§ **Problem**:
In the data, extract each line that holds the string "bylo".

§ **Data supplied**:
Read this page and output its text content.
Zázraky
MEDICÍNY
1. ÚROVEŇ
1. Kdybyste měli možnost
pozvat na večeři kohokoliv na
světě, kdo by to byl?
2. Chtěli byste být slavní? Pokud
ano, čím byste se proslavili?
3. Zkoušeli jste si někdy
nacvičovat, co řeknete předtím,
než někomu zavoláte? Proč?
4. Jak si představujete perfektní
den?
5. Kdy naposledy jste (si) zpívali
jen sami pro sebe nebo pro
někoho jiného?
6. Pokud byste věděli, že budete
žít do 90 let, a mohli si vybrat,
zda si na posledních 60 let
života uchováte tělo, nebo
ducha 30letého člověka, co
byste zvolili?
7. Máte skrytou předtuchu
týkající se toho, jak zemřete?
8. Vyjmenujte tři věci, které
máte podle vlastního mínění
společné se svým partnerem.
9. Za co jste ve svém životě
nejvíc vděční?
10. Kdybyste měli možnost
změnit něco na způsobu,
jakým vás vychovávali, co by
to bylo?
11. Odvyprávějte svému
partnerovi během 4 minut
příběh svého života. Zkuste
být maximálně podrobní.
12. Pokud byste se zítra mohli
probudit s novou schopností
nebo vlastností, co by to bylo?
--
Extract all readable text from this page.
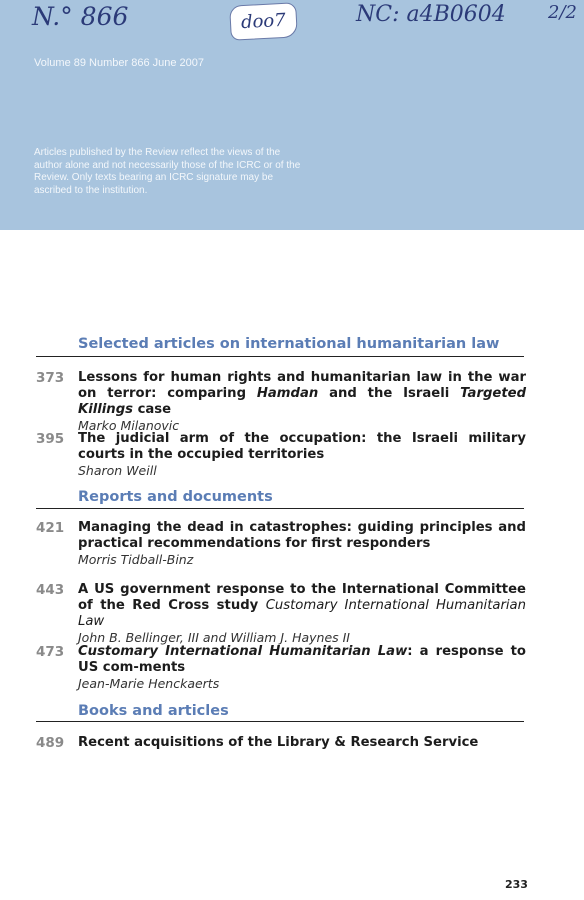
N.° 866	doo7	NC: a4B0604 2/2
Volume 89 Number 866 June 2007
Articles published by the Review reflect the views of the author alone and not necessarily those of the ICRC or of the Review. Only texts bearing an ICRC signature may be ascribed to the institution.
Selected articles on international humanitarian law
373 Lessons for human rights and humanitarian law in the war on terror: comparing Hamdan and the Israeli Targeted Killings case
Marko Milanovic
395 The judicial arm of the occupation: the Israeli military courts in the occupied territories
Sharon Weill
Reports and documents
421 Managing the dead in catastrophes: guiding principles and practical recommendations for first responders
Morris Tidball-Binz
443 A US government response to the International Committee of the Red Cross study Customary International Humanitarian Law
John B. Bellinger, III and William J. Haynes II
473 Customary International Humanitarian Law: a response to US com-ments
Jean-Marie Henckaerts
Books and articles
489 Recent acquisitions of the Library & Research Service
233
* * *
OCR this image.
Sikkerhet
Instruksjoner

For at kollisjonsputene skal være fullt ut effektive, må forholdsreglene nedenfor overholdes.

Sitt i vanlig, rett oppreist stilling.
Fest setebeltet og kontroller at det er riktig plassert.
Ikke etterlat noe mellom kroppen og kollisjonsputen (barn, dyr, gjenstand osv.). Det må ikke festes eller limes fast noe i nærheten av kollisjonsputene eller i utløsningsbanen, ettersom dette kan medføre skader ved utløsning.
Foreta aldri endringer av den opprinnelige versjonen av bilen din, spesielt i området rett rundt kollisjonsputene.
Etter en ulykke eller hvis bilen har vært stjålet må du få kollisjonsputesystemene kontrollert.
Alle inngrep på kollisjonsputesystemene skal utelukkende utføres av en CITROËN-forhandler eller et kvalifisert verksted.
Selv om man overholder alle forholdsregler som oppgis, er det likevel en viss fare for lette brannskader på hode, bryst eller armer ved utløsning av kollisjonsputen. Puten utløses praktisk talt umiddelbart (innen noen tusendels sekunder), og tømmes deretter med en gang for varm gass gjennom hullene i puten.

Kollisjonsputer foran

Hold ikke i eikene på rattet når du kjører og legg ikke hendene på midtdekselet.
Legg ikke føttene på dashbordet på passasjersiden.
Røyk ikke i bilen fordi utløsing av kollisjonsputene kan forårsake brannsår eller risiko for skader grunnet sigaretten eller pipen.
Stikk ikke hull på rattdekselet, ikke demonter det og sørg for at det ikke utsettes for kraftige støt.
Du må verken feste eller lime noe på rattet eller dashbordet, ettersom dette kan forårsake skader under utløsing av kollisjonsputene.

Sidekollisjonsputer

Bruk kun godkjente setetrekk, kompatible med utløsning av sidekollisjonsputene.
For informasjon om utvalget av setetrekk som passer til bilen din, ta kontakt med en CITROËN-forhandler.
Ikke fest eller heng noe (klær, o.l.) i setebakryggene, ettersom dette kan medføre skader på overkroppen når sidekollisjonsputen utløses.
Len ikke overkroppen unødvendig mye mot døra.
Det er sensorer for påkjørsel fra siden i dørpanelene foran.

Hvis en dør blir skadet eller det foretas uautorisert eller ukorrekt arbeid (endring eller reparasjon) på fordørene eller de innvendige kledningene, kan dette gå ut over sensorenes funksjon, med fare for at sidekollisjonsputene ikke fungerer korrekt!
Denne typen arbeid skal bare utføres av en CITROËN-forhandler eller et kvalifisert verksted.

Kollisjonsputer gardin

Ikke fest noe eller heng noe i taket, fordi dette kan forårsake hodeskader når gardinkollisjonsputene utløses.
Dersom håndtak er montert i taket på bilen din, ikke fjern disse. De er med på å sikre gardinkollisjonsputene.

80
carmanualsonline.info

§ **Task result**:
to bylo?
nebo vlastností, co by to bylo?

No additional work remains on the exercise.